[Stated problem] In your copy, repeat the records exactly and leave out the pictures.

[Some records]
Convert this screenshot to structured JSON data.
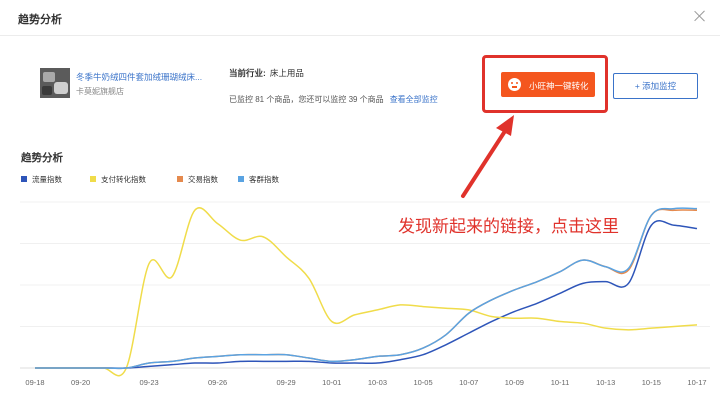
{
  "modal": {
    "title": "趋势分析"
  },
  "product": {
    "name": "冬季牛奶绒四件套加绒珊瑚绒床...",
    "shop": "卡莫妮旗舰店"
  },
  "industry": {
    "label": "当前行业:",
    "value": "床上用品"
  },
  "monitor": {
    "text": "已监控 81 个商品，您还可以监控 39 个商品",
    "link": "查看全部监控"
  },
  "actions": {
    "one_click_label": "小旺神一键转化",
    "add_monitor_label": "+ 添加监控"
  },
  "annotation": {
    "callout": "发现新起来的链接，点击这里"
  },
  "colors": {
    "accent_orange": "#f4561e",
    "highlight_red": "#e0322b",
    "link_blue": "#3a73c9"
  },
  "chart_data": {
    "type": "line",
    "title": "趋势分析",
    "x": [
      "09-18",
      "09-19",
      "09-20",
      "09-21",
      "09-22",
      "09-23",
      "09-24",
      "09-25",
      "09-26",
      "09-27",
      "09-28",
      "09-29",
      "09-30",
      "10-01",
      "10-02",
      "10-03",
      "10-04",
      "10-05",
      "10-06",
      "10-07",
      "10-08",
      "10-09",
      "10-10",
      "10-11",
      "10-12",
      "10-13",
      "10-14",
      "10-15",
      "10-16",
      "10-17"
    ],
    "tick_labels": [
      "09-18",
      "09-20",
      "09-23",
      "09-26",
      "09-29",
      "10-01",
      "10-03",
      "10-05",
      "10-07",
      "10-09",
      "10-11",
      "10-13",
      "10-15",
      "10-17"
    ],
    "ylim": [
      0,
      100
    ],
    "grid": true,
    "legend_position": "top-left",
    "series": [
      {
        "name": "流量指数",
        "color": "#2e55b9",
        "values": [
          0,
          0,
          0,
          0,
          0,
          1,
          2,
          3,
          3,
          4,
          4,
          4,
          4,
          3,
          3,
          3,
          5,
          8,
          14,
          21,
          28,
          34,
          39,
          45,
          51,
          52,
          51,
          86,
          86,
          84
        ]
      },
      {
        "name": "支付转化指数",
        "color": "#f0dc4a",
        "values": [
          0,
          0,
          0,
          0,
          0,
          63,
          55,
          95,
          87,
          77,
          79,
          67,
          54,
          28,
          32,
          35,
          38,
          37,
          36,
          35,
          31,
          30,
          30,
          28,
          27,
          24,
          23,
          24,
          25,
          26
        ]
      },
      {
        "name": "交易指数",
        "color": "#e58a4e",
        "values": [
          0,
          0,
          0,
          0,
          0,
          3,
          4,
          6,
          7,
          8,
          8,
          8,
          6,
          4,
          5,
          7,
          8,
          12,
          20,
          33,
          41,
          47,
          52,
          58,
          65,
          61,
          59,
          92,
          95,
          95
        ]
      },
      {
        "name": "客群指数",
        "color": "#5aa3e2",
        "values": [
          0,
          0,
          0,
          0,
          0,
          3,
          4,
          6,
          7,
          8,
          8,
          8,
          6,
          4,
          5,
          7,
          8,
          12,
          20,
          33,
          41,
          47,
          52,
          58,
          65,
          61,
          60,
          92,
          96,
          96
        ]
      }
    ]
  }
}
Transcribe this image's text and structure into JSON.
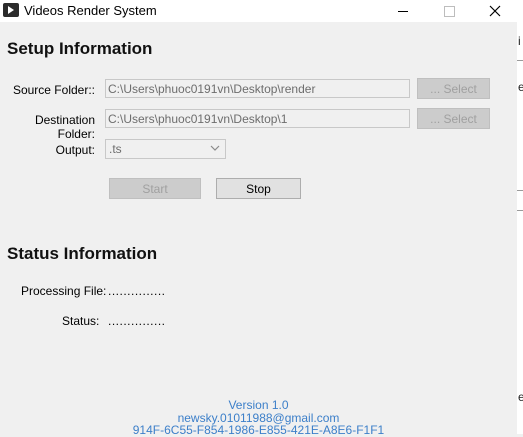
{
  "window": {
    "title": "Videos Render System",
    "controls": {
      "minimize": "minimize",
      "maximize": "maximize",
      "close": "close"
    }
  },
  "setup": {
    "heading": "Setup Information",
    "source": {
      "label": "Source Folder::",
      "value": "C:\\Users\\phuoc0191vn\\Desktop\\render",
      "button": "... Select"
    },
    "destination": {
      "label": "Destination Folder:",
      "value": "C:\\Users\\phuoc0191vn\\Desktop\\1",
      "button": "... Select"
    },
    "output": {
      "label": "Output:",
      "selected": ".ts"
    },
    "start_button": "Start",
    "stop_button": "Stop"
  },
  "status": {
    "heading": "Status Information",
    "processing_file": {
      "label": "Processing File:",
      "value": "..............."
    },
    "status": {
      "label": "Status:",
      "value": "..............."
    }
  },
  "footer": {
    "version": "Version 1.0",
    "email": "newsky.01011988@gmail.com",
    "key": "914F-6C55-F854-1986-E855-421E-A8E6-F1F1"
  },
  "backdrop": {
    "fragments": [
      "i",
      "e",
      "e"
    ]
  },
  "colors": {
    "footer_text": "#3c7fc9",
    "window_bg": "#f0f0f0"
  }
}
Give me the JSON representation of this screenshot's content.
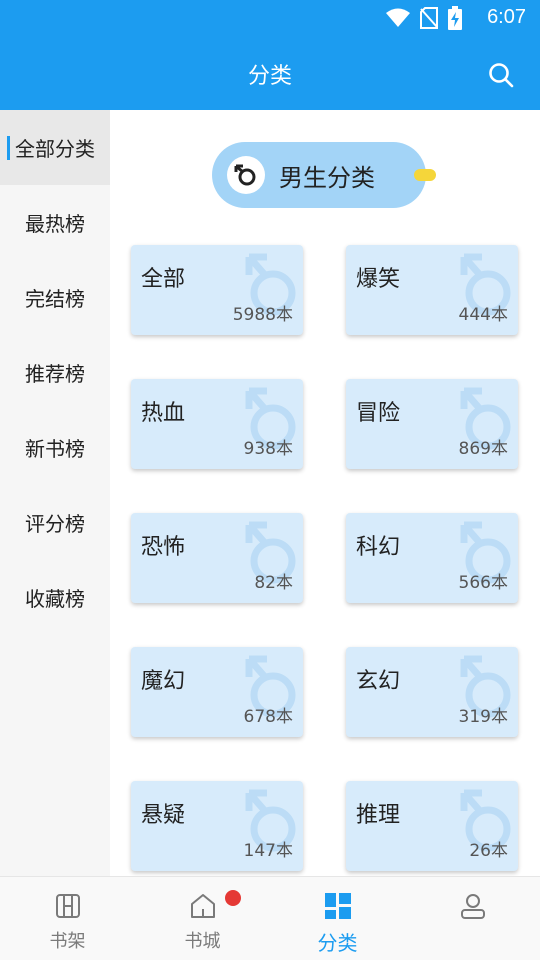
{
  "status_bar": {
    "time": "6:07"
  },
  "header": {
    "title": "分类"
  },
  "sidebar": {
    "items": [
      {
        "label": "全部分类",
        "active": true
      },
      {
        "label": "最热榜",
        "active": false
      },
      {
        "label": "完结榜",
        "active": false
      },
      {
        "label": "推荐榜",
        "active": false
      },
      {
        "label": "新书榜",
        "active": false
      },
      {
        "label": "评分榜",
        "active": false
      },
      {
        "label": "收藏榜",
        "active": false
      }
    ]
  },
  "main": {
    "gender_label": "男生分类",
    "categories": [
      {
        "name": "全部",
        "count": "5988本"
      },
      {
        "name": "爆笑",
        "count": "444本"
      },
      {
        "name": "热血",
        "count": "938本"
      },
      {
        "name": "冒险",
        "count": "869本"
      },
      {
        "name": "恐怖",
        "count": "82本"
      },
      {
        "name": "科幻",
        "count": "566本"
      },
      {
        "name": "魔幻",
        "count": "678本"
      },
      {
        "name": "玄幻",
        "count": "319本"
      },
      {
        "name": "悬疑",
        "count": "147本"
      },
      {
        "name": "推理",
        "count": "26本"
      }
    ]
  },
  "bottom_nav": {
    "items": [
      {
        "label": "书架",
        "icon": "bookshelf-icon",
        "active": false
      },
      {
        "label": "书城",
        "icon": "home-icon",
        "active": false
      },
      {
        "label": "分类",
        "icon": "category-grid-icon",
        "active": true
      },
      {
        "label": "",
        "icon": "profile-icon",
        "active": false
      }
    ]
  },
  "colors": {
    "accent": "#1c9cf0",
    "card_bg": "#d7ebfb",
    "pill_bg": "#a3d4f7",
    "badge": "#e53935"
  }
}
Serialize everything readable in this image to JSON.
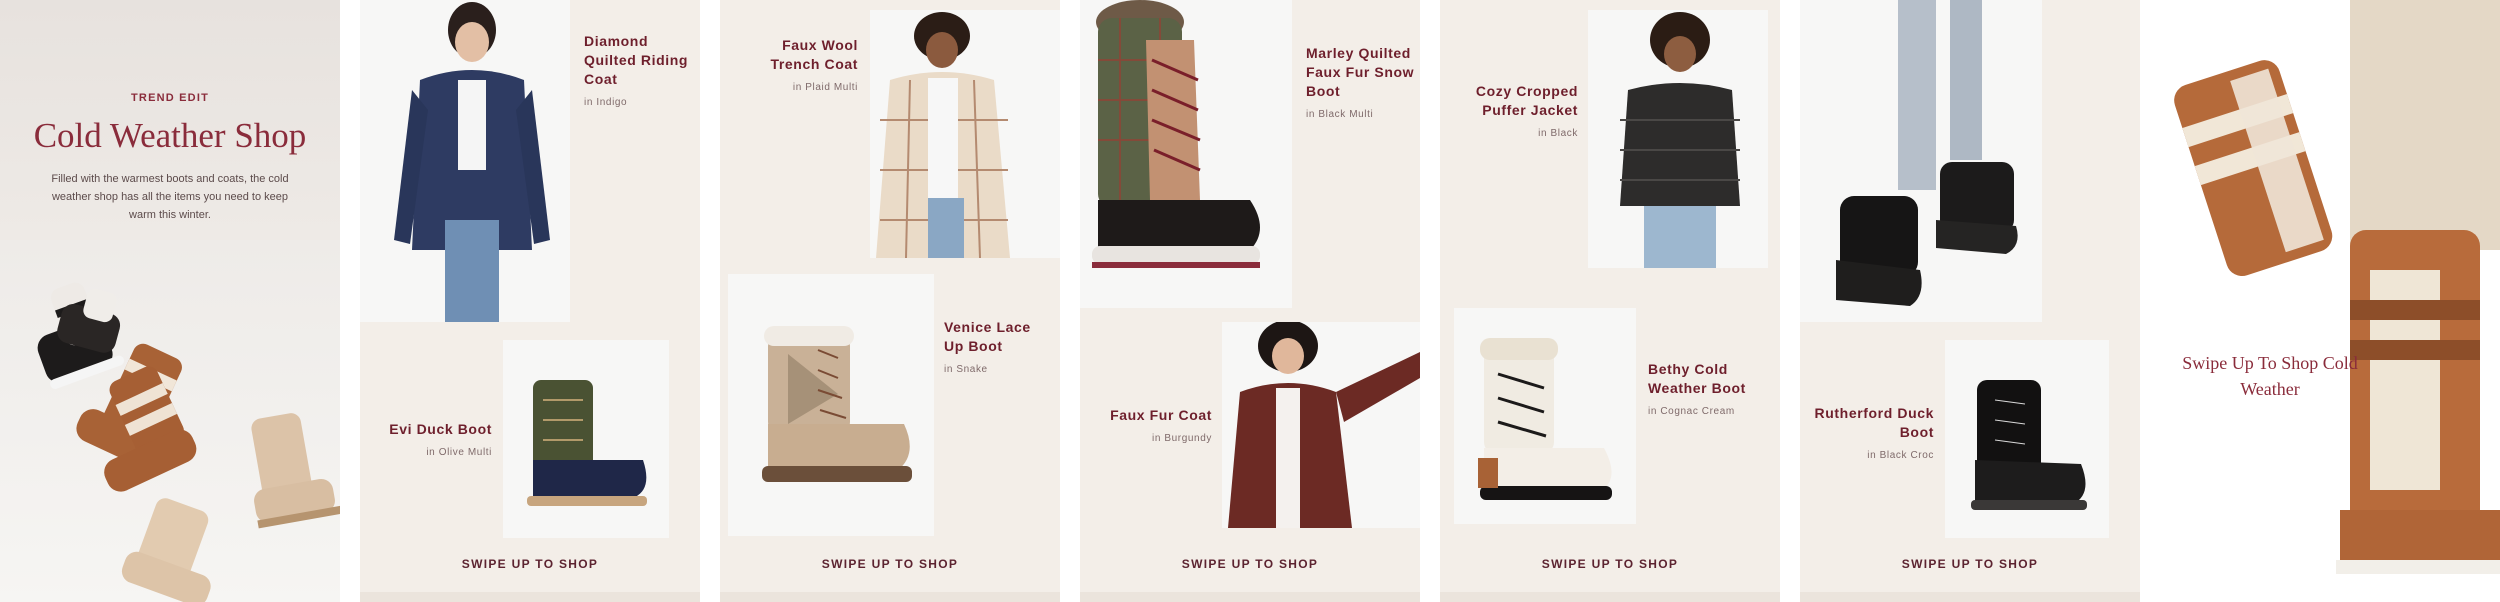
{
  "hero": {
    "eyebrow": "TREND EDIT",
    "title": "Cold Weather Shop",
    "description": "Filled with the warmest boots and coats, the cold weather shop has all the items you need to keep warm this winter."
  },
  "panels": [
    {
      "top": {
        "name": "Diamond Quilted Riding Coat",
        "color": "in Indigo"
      },
      "bottom": {
        "name": "Evi Duck Boot",
        "color": "in Olive Multi"
      },
      "cta": "SWIPE UP TO SHOP"
    },
    {
      "top": {
        "name": "Faux Wool Trench Coat",
        "color": "in Plaid Multi"
      },
      "bottom": {
        "name": "Venice Lace Up Boot",
        "color": "in Snake"
      },
      "cta": "SWIPE UP TO SHOP"
    },
    {
      "top": {
        "name": "Marley Quilted Faux Fur Snow Boot",
        "color": "in Black Multi"
      },
      "bottom": {
        "name": "Faux Fur Coat",
        "color": "in Burgundy"
      },
      "cta": "SWIPE UP TO SHOP"
    },
    {
      "top": {
        "name": "Cozy Cropped Puffer Jacket",
        "color": "in Black"
      },
      "bottom": {
        "name": "Bethy Cold Weather Boot",
        "color": "in Cognac Cream"
      },
      "cta": "SWIPE UP TO SHOP"
    },
    {
      "top": {
        "name": "",
        "color": ""
      },
      "bottom": {
        "name": "Rutherford Duck Boot",
        "color": "in Black Croc"
      },
      "cta": "SWIPE UP TO SHOP"
    }
  ],
  "end": {
    "text": "Swipe Up To Shop Cold Weather"
  },
  "colors": {
    "accent": "#8a2c3b",
    "panel_bg": "#f3eee8",
    "tile_bg": "#f7f7f6"
  },
  "icons": [
    "coat-photo",
    "boot-photo"
  ]
}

[Worked answer]
Convert this screenshot to structured JSON data.
{
  "modal": {
    "title": "趋势分析"
  },
  "product": {
    "name": "冬季牛奶绒四件套加绒珊瑚绒床...",
    "shop": "卡莫妮旗舰店"
  },
  "industry": {
    "label": "当前行业:",
    "value": "床上用品"
  },
  "monitor": {
    "text": "已监控 81 个商品，您还可以监控 39 个商品",
    "link": "查看全部监控"
  },
  "actions": {
    "one_click_label": "小旺神一键转化",
    "add_monitor_label": "+ 添加监控"
  },
  "annotation": {
    "callout": "发现新起来的链接，点击这里"
  },
  "colors": {
    "accent_orange": "#f4561e",
    "highlight_red": "#e0322b",
    "link_blue": "#3a73c9"
  },
  "chart_data": {
    "type": "line",
    "title": "趋势分析",
    "x": [
      "09-18",
      "09-19",
      "09-20",
      "09-21",
      "09-22",
      "09-23",
      "09-24",
      "09-25",
      "09-26",
      "09-27",
      "09-28",
      "09-29",
      "09-30",
      "10-01",
      "10-02",
      "10-03",
      "10-04",
      "10-05",
      "10-06",
      "10-07",
      "10-08",
      "10-09",
      "10-10",
      "10-11",
      "10-12",
      "10-13",
      "10-14",
      "10-15",
      "10-16",
      "10-17"
    ],
    "tick_labels": [
      "09-18",
      "09-20",
      "09-23",
      "09-26",
      "09-29",
      "10-01",
      "10-03",
      "10-05",
      "10-07",
      "10-09",
      "10-11",
      "10-13",
      "10-15",
      "10-17"
    ],
    "ylim": [
      0,
      100
    ],
    "grid": true,
    "legend_position": "top-left",
    "series": [
      {
        "name": "流量指数",
        "color": "#2e55b9",
        "values": [
          0,
          0,
          0,
          0,
          0,
          1,
          2,
          3,
          3,
          4,
          4,
          4,
          4,
          3,
          3,
          3,
          5,
          8,
          14,
          21,
          28,
          34,
          39,
          45,
          51,
          52,
          51,
          86,
          86,
          84
        ]
      },
      {
        "name": "支付转化指数",
        "color": "#f0dc4a",
        "values": [
          0,
          0,
          0,
          0,
          0,
          63,
          55,
          95,
          87,
          77,
          79,
          67,
          54,
          28,
          32,
          35,
          38,
          37,
          36,
          35,
          31,
          30,
          30,
          28,
          27,
          24,
          23,
          24,
          25,
          26
        ]
      },
      {
        "name": "交易指数",
        "color": "#e58a4e",
        "values": [
          0,
          0,
          0,
          0,
          0,
          3,
          4,
          6,
          7,
          8,
          8,
          8,
          6,
          4,
          5,
          7,
          8,
          12,
          20,
          33,
          41,
          47,
          52,
          58,
          65,
          61,
          59,
          92,
          95,
          95
        ]
      },
      {
        "name": "客群指数",
        "color": "#5aa3e2",
        "values": [
          0,
          0,
          0,
          0,
          0,
          3,
          4,
          6,
          7,
          8,
          8,
          8,
          6,
          4,
          5,
          7,
          8,
          12,
          20,
          33,
          41,
          47,
          52,
          58,
          65,
          61,
          60,
          92,
          96,
          96
        ]
      }
    ]
  }
}
Transcribe this image's text and structure into JSON.
{
  "window": {
    "title": "Videos Render System",
    "controls": {
      "minimize": "minimize",
      "maximize": "maximize",
      "close": "close"
    }
  },
  "setup": {
    "heading": "Setup Information",
    "source": {
      "label": "Source Folder::",
      "value": "C:\\Users\\phuoc0191vn\\Desktop\\render",
      "button": "... Select"
    },
    "destination": {
      "label": "Destination Folder:",
      "value": "C:\\Users\\phuoc0191vn\\Desktop\\1",
      "button": "... Select"
    },
    "output": {
      "label": "Output:",
      "selected": ".ts"
    },
    "start_button": "Start",
    "stop_button": "Stop"
  },
  "status": {
    "heading": "Status Information",
    "processing_file": {
      "label": "Processing File:",
      "value": "..............."
    },
    "status": {
      "label": "Status:",
      "value": "..............."
    }
  },
  "footer": {
    "version": "Version 1.0",
    "email": "newsky.01011988@gmail.com",
    "key": "914F-6C55-F854-1986-E855-421E-A8E6-F1F1"
  },
  "backdrop": {
    "fragments": [
      "i",
      "e",
      "e"
    ]
  },
  "colors": {
    "footer_text": "#3c7fc9",
    "window_bg": "#f0f0f0"
  }
}
Give me the JSON representation of this screenshot's content.
{
  "status_bar": {
    "time": "6:07"
  },
  "header": {
    "title": "分类"
  },
  "sidebar": {
    "items": [
      {
        "label": "全部分类",
        "active": true
      },
      {
        "label": "最热榜",
        "active": false
      },
      {
        "label": "完结榜",
        "active": false
      },
      {
        "label": "推荐榜",
        "active": false
      },
      {
        "label": "新书榜",
        "active": false
      },
      {
        "label": "评分榜",
        "active": false
      },
      {
        "label": "收藏榜",
        "active": false
      }
    ]
  },
  "main": {
    "gender_label": "男生分类",
    "categories": [
      {
        "name": "全部",
        "count": "5988本"
      },
      {
        "name": "爆笑",
        "count": "444本"
      },
      {
        "name": "热血",
        "count": "938本"
      },
      {
        "name": "冒险",
        "count": "869本"
      },
      {
        "name": "恐怖",
        "count": "82本"
      },
      {
        "name": "科幻",
        "count": "566本"
      },
      {
        "name": "魔幻",
        "count": "678本"
      },
      {
        "name": "玄幻",
        "count": "319本"
      },
      {
        "name": "悬疑",
        "count": "147本"
      },
      {
        "name": "推理",
        "count": "26本"
      }
    ]
  },
  "bottom_nav": {
    "items": [
      {
        "label": "书架",
        "icon": "bookshelf-icon",
        "active": false
      },
      {
        "label": "书城",
        "icon": "home-icon",
        "active": false
      },
      {
        "label": "分类",
        "icon": "category-grid-icon",
        "active": true
      },
      {
        "label": "",
        "icon": "profile-icon",
        "active": false
      }
    ]
  },
  "colors": {
    "accent": "#1c9cf0",
    "card_bg": "#d7ebfb",
    "pill_bg": "#a3d4f7",
    "badge": "#e53935"
  }
}
Serialize everything readable in this image to JSON.
{
  "hero": {
    "eyebrow": "TREND EDIT",
    "title": "Cold Weather Shop",
    "description": "Filled with the warmest boots and coats, the cold weather shop has all the items you need to keep warm this winter."
  },
  "panels": [
    {
      "top": {
        "name": "Diamond Quilted Riding Coat",
        "color": "in Indigo"
      },
      "bottom": {
        "name": "Evi Duck Boot",
        "color": "in Olive Multi"
      },
      "cta": "SWIPE UP TO SHOP"
    },
    {
      "top": {
        "name": "Faux Wool Trench Coat",
        "color": "in Plaid Multi"
      },
      "bottom": {
        "name": "Venice Lace Up Boot",
        "color": "in Snake"
      },
      "cta": "SWIPE UP TO SHOP"
    },
    {
      "top": {
        "name": "Marley Quilted Faux Fur Snow Boot",
        "color": "in Black Multi"
      },
      "bottom": {
        "name": "Faux Fur Coat",
        "color": "in Burgundy"
      },
      "cta": "SWIPE UP TO SHOP"
    },
    {
      "top": {
        "name": "Cozy Cropped Puffer Jacket",
        "color": "in Black"
      },
      "bottom": {
        "name": "Bethy Cold Weather Boot",
        "color": "in Cognac Cream"
      },
      "cta": "SWIPE UP TO SHOP"
    },
    {
      "top": {
        "name": "",
        "color": ""
      },
      "bottom": {
        "name": "Rutherford Duck Boot",
        "color": "in Black Croc"
      },
      "cta": "SWIPE UP TO SHOP"
    }
  ],
  "end": {
    "text": "Swipe Up To Shop Cold Weather"
  },
  "colors": {
    "accent": "#8a2c3b",
    "panel_bg": "#f3eee8",
    "tile_bg": "#f7f7f6"
  },
  "icons": [
    "coat-photo",
    "boot-photo"
  ]
}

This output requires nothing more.